**Aim**
The records below are to be repeated in full, exactly as they are.
[start]
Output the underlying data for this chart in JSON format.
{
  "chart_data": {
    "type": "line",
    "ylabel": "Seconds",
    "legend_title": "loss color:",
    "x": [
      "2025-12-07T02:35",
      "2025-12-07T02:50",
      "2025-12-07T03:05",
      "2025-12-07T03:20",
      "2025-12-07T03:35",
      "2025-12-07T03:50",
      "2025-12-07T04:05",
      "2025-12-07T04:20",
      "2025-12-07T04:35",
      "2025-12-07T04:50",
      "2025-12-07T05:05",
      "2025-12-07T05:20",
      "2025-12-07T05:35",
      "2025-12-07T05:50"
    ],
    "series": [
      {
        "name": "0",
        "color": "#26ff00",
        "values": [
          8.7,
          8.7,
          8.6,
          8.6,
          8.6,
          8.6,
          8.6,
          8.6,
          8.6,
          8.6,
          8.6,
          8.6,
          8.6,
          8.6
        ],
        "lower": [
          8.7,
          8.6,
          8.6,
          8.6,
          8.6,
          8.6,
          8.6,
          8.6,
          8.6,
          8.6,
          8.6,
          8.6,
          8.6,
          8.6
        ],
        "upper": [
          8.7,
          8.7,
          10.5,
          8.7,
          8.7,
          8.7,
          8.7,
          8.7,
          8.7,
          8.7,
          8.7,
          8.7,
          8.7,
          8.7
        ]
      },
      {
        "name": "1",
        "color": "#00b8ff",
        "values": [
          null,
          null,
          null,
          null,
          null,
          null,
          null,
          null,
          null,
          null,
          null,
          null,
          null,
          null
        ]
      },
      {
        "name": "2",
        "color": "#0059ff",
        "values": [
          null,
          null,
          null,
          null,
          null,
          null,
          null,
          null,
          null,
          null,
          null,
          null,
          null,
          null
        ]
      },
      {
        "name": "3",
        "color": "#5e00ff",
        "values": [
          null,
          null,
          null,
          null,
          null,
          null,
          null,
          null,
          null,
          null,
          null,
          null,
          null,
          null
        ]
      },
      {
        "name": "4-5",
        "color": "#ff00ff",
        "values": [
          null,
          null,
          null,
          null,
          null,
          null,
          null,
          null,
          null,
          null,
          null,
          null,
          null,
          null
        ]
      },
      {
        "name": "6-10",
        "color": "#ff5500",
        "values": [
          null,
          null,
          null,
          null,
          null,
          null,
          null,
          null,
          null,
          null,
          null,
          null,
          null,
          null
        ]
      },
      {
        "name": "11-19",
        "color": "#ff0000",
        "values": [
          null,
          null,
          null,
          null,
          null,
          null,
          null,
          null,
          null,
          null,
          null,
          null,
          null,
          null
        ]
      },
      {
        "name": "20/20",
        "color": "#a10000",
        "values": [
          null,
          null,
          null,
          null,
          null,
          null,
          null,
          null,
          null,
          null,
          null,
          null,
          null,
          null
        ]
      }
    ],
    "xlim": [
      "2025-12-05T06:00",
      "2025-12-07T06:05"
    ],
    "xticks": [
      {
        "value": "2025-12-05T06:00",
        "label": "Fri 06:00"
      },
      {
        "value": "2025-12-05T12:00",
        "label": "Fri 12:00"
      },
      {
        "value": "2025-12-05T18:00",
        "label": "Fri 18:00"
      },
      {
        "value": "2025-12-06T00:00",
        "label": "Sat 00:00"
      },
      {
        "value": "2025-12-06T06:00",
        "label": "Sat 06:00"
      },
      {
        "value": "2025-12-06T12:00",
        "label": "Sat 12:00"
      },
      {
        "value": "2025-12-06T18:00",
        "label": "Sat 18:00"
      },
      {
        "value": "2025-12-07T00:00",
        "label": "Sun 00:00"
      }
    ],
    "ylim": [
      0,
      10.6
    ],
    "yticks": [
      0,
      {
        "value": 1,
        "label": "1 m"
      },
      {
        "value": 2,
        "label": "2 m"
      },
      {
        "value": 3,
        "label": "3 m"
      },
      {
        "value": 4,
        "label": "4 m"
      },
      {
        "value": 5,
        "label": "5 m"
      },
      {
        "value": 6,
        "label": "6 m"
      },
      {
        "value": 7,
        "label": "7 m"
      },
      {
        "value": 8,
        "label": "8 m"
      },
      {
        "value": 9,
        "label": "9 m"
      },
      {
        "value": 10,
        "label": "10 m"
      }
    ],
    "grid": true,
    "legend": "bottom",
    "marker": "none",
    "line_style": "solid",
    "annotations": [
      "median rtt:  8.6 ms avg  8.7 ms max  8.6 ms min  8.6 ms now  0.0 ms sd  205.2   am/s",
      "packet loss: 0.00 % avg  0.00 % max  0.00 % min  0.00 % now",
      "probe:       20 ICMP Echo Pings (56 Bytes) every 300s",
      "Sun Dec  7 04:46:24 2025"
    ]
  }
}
[end]
**Problem solution**
Output the underlying data for this chart in JSON format.
{
  "chart_data": {
    "type": "line",
    "ylabel": "Seconds",
    "legend_title": "loss color:",
    "x": [
      "2025-12-07T02:35",
      "2025-12-07T02:50",
      "2025-12-07T03:05",
      "2025-12-07T03:20",
      "2025-12-07T03:35",
      "2025-12-07T03:50",
      "2025-12-07T04:05",
      "2025-12-07T04:20",
      "2025-12-07T04:35",
      "2025-12-07T04:50",
      "2025-12-07T05:05",
      "2025-12-07T05:20",
      "2025-12-07T05:35",
      "2025-12-07T05:50"
    ],
    "series": [
      {
        "name": "0",
        "color": "#26ff00",
        "values": [
          8.7,
          8.7,
          8.6,
          8.6,
          8.6,
          8.6,
          8.6,
          8.6,
          8.6,
          8.6,
          8.6,
          8.6,
          8.6,
          8.6
        ],
        "lower": [
          8.7,
          8.6,
          8.6,
          8.6,
          8.6,
          8.6,
          8.6,
          8.6,
          8.6,
          8.6,
          8.6,
          8.6,
          8.6,
          8.6
        ],
        "upper": [
          8.7,
          8.7,
          10.5,
          8.7,
          8.7,
          8.7,
          8.7,
          8.7,
          8.7,
          8.7,
          8.7,
          8.7,
          8.7,
          8.7
        ]
      },
      {
        "name": "1",
        "color": "#00b8ff",
        "values": [
          null,
          null,
          null,
          null,
          null,
          null,
          null,
          null,
          null,
          null,
          null,
          null,
          null,
          null
        ]
      },
      {
        "name": "2",
        "color": "#0059ff",
        "values": [
          null,
          null,
          null,
          null,
          null,
          null,
          null,
          null,
          null,
          null,
          null,
          null,
          null,
          null
        ]
      },
      {
        "name": "3",
        "color": "#5e00ff",
        "values": [
          null,
          null,
          null,
          null,
          null,
          null,
          null,
          null,
          null,
          null,
          null,
          null,
          null,
          null
        ]
      },
      {
        "name": "4-5",
        "color": "#ff00ff",
        "values": [
          null,
          null,
          null,
          null,
          null,
          null,
          null,
          null,
          null,
          null,
          null,
          null,
          null,
          null
        ]
      },
      {
        "name": "6-10",
        "color": "#ff5500",
        "values": [
          null,
          null,
          null,
          null,
          null,
          null,
          null,
          null,
          null,
          null,
          null,
          null,
          null,
          null
        ]
      },
      {
        "name": "11-19",
        "color": "#ff0000",
        "values": [
          null,
          null,
          null,
          null,
          null,
          null,
          null,
          null,
          null,
          null,
          null,
          null,
          null,
          null
        ]
      },
      {
        "name": "20/20",
        "color": "#a10000",
        "values": [
          null,
          null,
          null,
          null,
          null,
          null,
          null,
          null,
          null,
          null,
          null,
          null,
          null,
          null
        ]
      }
    ],
    "xlim": [
      "2025-12-05T06:00",
      "2025-12-07T06:05"
    ],
    "xticks": [
      {
        "value": "2025-12-05T06:00",
        "label": "Fri 06:00"
      },
      {
        "value": "2025-12-05T12:00",
        "label": "Fri 12:00"
      },
      {
        "value": "2025-12-05T18:00",
        "label": "Fri 18:00"
      },
      {
        "value": "2025-12-06T00:00",
        "label": "Sat 00:00"
      },
      {
        "value": "2025-12-06T06:00",
        "label": "Sat 06:00"
      },
      {
        "value": "2025-12-06T12:00",
        "label": "Sat 12:00"
      },
      {
        "value": "2025-12-06T18:00",
        "label": "Sat 18:00"
      },
      {
        "value": "2025-12-07T00:00",
        "label": "Sun 00:00"
      }
    ],
    "ylim": [
      0,
      10.6
    ],
    "yticks": [
      0,
      {
        "value": 1,
        "label": "1 m"
      },
      {
        "value": 2,
        "label": "2 m"
      },
      {
        "value": 3,
        "label": "3 m"
      },
      {
        "value": 4,
        "label": "4 m"
      },
      {
        "value": 5,
        "label": "5 m"
      },
      {
        "value": 6,
        "label": "6 m"
      },
      {
        "value": 7,
        "label": "7 m"
      },
      {
        "value": 8,
        "label": "8 m"
      },
      {
        "value": 9,
        "label": "9 m"
      },
      {
        "value": 10,
        "label": "10 m"
      }
    ],
    "grid": true,
    "legend": "bottom",
    "marker": "none",
    "line_style": "solid",
    "annotations": [
      "median rtt:  8.6 ms avg  8.7 ms max  8.6 ms min  8.6 ms now  0.0 ms sd  205.2   am/s",
      "packet loss: 0.00 % avg  0.00 % max  0.00 % min  0.00 % now",
      "probe:       20 ICMP Echo Pings (56 Bytes) every 300s",
      "Sun Dec  7 04:46:24 2025"
    ]
  }
}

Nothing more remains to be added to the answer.